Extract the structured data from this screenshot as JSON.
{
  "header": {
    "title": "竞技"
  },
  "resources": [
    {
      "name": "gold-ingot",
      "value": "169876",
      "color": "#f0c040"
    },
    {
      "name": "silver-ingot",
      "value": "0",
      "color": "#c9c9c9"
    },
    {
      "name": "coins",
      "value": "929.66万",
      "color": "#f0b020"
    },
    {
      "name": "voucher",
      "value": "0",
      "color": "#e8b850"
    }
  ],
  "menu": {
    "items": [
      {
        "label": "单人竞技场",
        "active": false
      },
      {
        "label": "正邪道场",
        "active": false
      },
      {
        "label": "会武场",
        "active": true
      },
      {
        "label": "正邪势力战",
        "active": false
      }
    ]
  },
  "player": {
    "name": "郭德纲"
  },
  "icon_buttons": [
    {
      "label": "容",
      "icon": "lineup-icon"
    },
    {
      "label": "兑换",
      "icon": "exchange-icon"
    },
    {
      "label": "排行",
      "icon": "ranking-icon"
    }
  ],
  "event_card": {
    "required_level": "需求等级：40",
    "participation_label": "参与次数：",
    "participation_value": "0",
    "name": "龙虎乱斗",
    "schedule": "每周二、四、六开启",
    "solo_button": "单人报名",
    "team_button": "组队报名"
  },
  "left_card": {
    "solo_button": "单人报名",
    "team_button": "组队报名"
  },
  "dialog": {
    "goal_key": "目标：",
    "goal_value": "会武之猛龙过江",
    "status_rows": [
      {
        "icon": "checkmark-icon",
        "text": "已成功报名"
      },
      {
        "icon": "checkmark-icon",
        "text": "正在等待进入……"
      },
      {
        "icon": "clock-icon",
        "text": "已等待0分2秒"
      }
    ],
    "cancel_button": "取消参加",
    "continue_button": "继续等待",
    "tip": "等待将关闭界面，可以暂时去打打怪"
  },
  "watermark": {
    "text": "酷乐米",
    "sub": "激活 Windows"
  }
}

WRITTEN INSTRUCTION
Go through the entries and repeat each one exactly.

WORKED ANSWER
Extract the structured data from this screenshot as JSON.
{
  "header": {
    "title": "竞技"
  },
  "resources": [
    {
      "name": "gold-ingot",
      "value": "169876",
      "color": "#f0c040"
    },
    {
      "name": "silver-ingot",
      "value": "0",
      "color": "#c9c9c9"
    },
    {
      "name": "coins",
      "value": "929.66万",
      "color": "#f0b020"
    },
    {
      "name": "voucher",
      "value": "0",
      "color": "#e8b850"
    }
  ],
  "menu": {
    "items": [
      {
        "label": "单人竞技场",
        "active": false
      },
      {
        "label": "正邪道场",
        "active": false
      },
      {
        "label": "会武场",
        "active": true
      },
      {
        "label": "正邪势力战",
        "active": false
      }
    ]
  },
  "player": {
    "name": "郭德纲"
  },
  "icon_buttons": [
    {
      "label": "容",
      "icon": "lineup-icon"
    },
    {
      "label": "兑换",
      "icon": "exchange-icon"
    },
    {
      "label": "排行",
      "icon": "ranking-icon"
    }
  ],
  "event_card": {
    "required_level": "需求等级：40",
    "participation_label": "参与次数：",
    "participation_value": "0",
    "name": "龙虎乱斗",
    "schedule": "每周二、四、六开启",
    "solo_button": "单人报名",
    "team_button": "组队报名"
  },
  "left_card": {
    "solo_button": "单人报名",
    "team_button": "组队报名"
  },
  "dialog": {
    "goal_key": "目标：",
    "goal_value": "会武之猛龙过江",
    "status_rows": [
      {
        "icon": "checkmark-icon",
        "text": "已成功报名"
      },
      {
        "icon": "checkmark-icon",
        "text": "正在等待进入……"
      },
      {
        "icon": "clock-icon",
        "text": "已等待0分2秒"
      }
    ],
    "cancel_button": "取消参加",
    "continue_button": "继续等待",
    "tip": "等待将关闭界面，可以暂时去打打怪"
  },
  "watermark": {
    "text": "酷乐米",
    "sub": "激活 Windows"
  }
}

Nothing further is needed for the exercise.